■ Provided entries ■

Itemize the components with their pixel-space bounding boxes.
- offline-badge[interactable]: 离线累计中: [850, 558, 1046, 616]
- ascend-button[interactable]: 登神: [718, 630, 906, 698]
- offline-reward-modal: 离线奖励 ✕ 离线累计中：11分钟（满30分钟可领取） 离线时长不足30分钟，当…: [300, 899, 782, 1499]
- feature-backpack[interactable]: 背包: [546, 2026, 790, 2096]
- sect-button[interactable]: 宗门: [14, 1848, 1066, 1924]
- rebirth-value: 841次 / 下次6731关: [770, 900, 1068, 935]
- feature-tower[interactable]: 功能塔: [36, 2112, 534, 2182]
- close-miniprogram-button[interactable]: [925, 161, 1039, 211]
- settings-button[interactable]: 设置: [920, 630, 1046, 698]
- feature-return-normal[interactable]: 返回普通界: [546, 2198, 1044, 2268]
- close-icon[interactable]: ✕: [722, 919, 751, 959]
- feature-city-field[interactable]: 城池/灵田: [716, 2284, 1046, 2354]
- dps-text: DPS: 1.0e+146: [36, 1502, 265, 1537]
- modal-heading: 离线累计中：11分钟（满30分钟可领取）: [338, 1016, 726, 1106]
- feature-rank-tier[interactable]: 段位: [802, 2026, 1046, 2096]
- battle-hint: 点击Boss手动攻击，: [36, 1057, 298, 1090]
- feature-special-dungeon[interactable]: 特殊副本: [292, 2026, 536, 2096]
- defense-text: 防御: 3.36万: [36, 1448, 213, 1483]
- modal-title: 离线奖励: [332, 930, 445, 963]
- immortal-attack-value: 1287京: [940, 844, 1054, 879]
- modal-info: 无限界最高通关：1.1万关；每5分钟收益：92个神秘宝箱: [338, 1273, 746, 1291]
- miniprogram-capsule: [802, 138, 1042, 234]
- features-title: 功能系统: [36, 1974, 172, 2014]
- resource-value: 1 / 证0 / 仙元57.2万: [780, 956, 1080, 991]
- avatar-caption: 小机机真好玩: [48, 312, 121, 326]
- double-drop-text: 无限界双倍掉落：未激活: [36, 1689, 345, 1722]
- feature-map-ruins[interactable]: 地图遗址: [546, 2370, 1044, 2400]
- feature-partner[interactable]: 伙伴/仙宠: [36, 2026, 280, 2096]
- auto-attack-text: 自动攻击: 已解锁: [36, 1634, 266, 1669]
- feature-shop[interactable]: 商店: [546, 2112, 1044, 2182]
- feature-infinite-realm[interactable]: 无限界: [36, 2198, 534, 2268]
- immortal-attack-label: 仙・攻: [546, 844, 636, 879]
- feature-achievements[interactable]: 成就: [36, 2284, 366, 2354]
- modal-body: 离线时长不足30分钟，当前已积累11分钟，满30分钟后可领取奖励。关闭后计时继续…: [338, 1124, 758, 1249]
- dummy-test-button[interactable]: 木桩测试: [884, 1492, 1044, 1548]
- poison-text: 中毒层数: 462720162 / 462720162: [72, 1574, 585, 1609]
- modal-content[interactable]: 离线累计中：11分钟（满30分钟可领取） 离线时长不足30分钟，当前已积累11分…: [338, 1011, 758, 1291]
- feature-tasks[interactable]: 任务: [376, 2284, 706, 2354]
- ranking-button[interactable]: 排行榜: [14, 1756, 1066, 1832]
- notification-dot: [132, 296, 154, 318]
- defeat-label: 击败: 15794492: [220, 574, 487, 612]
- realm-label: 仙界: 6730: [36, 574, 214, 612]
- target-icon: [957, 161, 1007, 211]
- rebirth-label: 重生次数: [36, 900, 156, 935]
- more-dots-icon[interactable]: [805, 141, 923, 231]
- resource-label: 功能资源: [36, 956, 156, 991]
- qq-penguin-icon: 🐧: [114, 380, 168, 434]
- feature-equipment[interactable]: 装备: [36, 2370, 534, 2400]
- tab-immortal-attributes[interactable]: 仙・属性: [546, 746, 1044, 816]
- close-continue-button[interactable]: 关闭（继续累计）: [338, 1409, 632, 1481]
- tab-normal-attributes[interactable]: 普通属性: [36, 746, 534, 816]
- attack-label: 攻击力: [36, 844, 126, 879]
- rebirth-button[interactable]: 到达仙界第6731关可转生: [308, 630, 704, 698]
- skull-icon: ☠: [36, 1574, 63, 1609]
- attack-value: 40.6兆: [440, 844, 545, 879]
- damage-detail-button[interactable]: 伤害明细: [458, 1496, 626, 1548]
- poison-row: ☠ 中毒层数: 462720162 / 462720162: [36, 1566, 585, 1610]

■ Short task ■
Rename every "interactable" in the data above to "clickable", and reproduce all the lines with nothing else changed.

■ Response below ■
Itemize the components with their pixel-space bounding boxes.
- offline-badge[clickable]: 离线累计中: [850, 558, 1046, 616]
- ascend-button[clickable]: 登神: [718, 630, 906, 698]
- offline-reward-modal: 离线奖励 ✕ 离线累计中：11分钟（满30分钟可领取） 离线时长不足30分钟，当…: [300, 899, 782, 1499]
- feature-backpack[clickable]: 背包: [546, 2026, 790, 2096]
- sect-button[clickable]: 宗门: [14, 1848, 1066, 1924]
- rebirth-value: 841次 / 下次6731关: [770, 900, 1068, 935]
- feature-tower[clickable]: 功能塔: [36, 2112, 534, 2182]
- close-miniprogram-button[clickable]: [925, 161, 1039, 211]
- settings-button[clickable]: 设置: [920, 630, 1046, 698]
- feature-return-normal[clickable]: 返回普通界: [546, 2198, 1044, 2268]
- close-icon[clickable]: ✕: [722, 919, 751, 959]
- feature-city-field[clickable]: 城池/灵田: [716, 2284, 1046, 2354]
- dps-text: DPS: 1.0e+146: [36, 1502, 265, 1537]
- modal-heading: 离线累计中：11分钟（满30分钟可领取）: [338, 1016, 726, 1106]
- feature-rank-tier[clickable]: 段位: [802, 2026, 1046, 2096]
- battle-hint: 点击Boss手动攻击，: [36, 1057, 298, 1090]
- feature-special-dungeon[clickable]: 特殊副本: [292, 2026, 536, 2096]
- defense-text: 防御: 3.36万: [36, 1448, 213, 1483]
- modal-title: 离线奖励: [332, 930, 445, 963]
- immortal-attack-value: 1287京: [940, 844, 1054, 879]
- modal-info: 无限界最高通关：1.1万关；每5分钟收益：92个神秘宝箱: [338, 1273, 746, 1291]
- miniprogram-capsule: [802, 138, 1042, 234]
- features-title: 功能系统: [36, 1974, 172, 2014]
- resource-value: 1 / 证0 / 仙元57.2万: [780, 956, 1080, 991]
- avatar-caption: 小机机真好玩: [48, 312, 121, 326]
- double-drop-text: 无限界双倍掉落：未激活: [36, 1689, 345, 1722]
- feature-map-ruins[clickable]: 地图遗址: [546, 2370, 1044, 2400]
- feature-partner[clickable]: 伙伴/仙宠: [36, 2026, 280, 2096]
- auto-attack-text: 自动攻击: 已解锁: [36, 1634, 266, 1669]
- feature-shop[clickable]: 商店: [546, 2112, 1044, 2182]
- feature-infinite-realm[clickable]: 无限界: [36, 2198, 534, 2268]
- immortal-attack-label: 仙・攻: [546, 844, 636, 879]
- feature-achievements[clickable]: 成就: [36, 2284, 366, 2354]
- modal-body: 离线时长不足30分钟，当前已积累11分钟，满30分钟后可领取奖励。关闭后计时继续…: [338, 1124, 758, 1249]
- dummy-test-button[clickable]: 木桩测试: [884, 1492, 1044, 1548]
- poison-text: 中毒层数: 462720162 / 462720162: [72, 1574, 585, 1609]
- modal-content[clickable]: 离线累计中：11分钟（满30分钟可领取） 离线时长不足30分钟，当前已积累11分…: [338, 1011, 758, 1291]
- feature-tasks[clickable]: 任务: [376, 2284, 706, 2354]
- ranking-button[clickable]: 排行榜: [14, 1756, 1066, 1832]
- notification-dot: [132, 296, 154, 318]
- defeat-label: 击败: 15794492: [220, 574, 487, 612]
- realm-label: 仙界: 6730: [36, 574, 214, 612]
- target-icon: [957, 161, 1007, 211]
- rebirth-label: 重生次数: [36, 900, 156, 935]
- more-dots-icon[clickable]: [805, 141, 923, 231]
- resource-label: 功能资源: [36, 956, 156, 991]
- qq-penguin-icon: 🐧: [114, 380, 168, 434]
- feature-equipment[clickable]: 装备: [36, 2370, 534, 2400]
- tab-immortal-attributes[clickable]: 仙・属性: [546, 746, 1044, 816]
- close-continue-button[clickable]: 关闭（继续累计）: [338, 1409, 632, 1481]
- tab-normal-attributes[clickable]: 普通属性: [36, 746, 534, 816]
- attack-label: 攻击力: [36, 844, 126, 879]
- rebirth-button[clickable]: 到达仙界第6731关可转生: [308, 630, 704, 698]
- skull-icon: ☠: [36, 1574, 63, 1609]
- attack-value: 40.6兆: [440, 844, 545, 879]
- damage-detail-button[clickable]: 伤害明细: [458, 1496, 626, 1548]
- poison-row: ☠ 中毒层数: 462720162 / 462720162: [36, 1566, 585, 1610]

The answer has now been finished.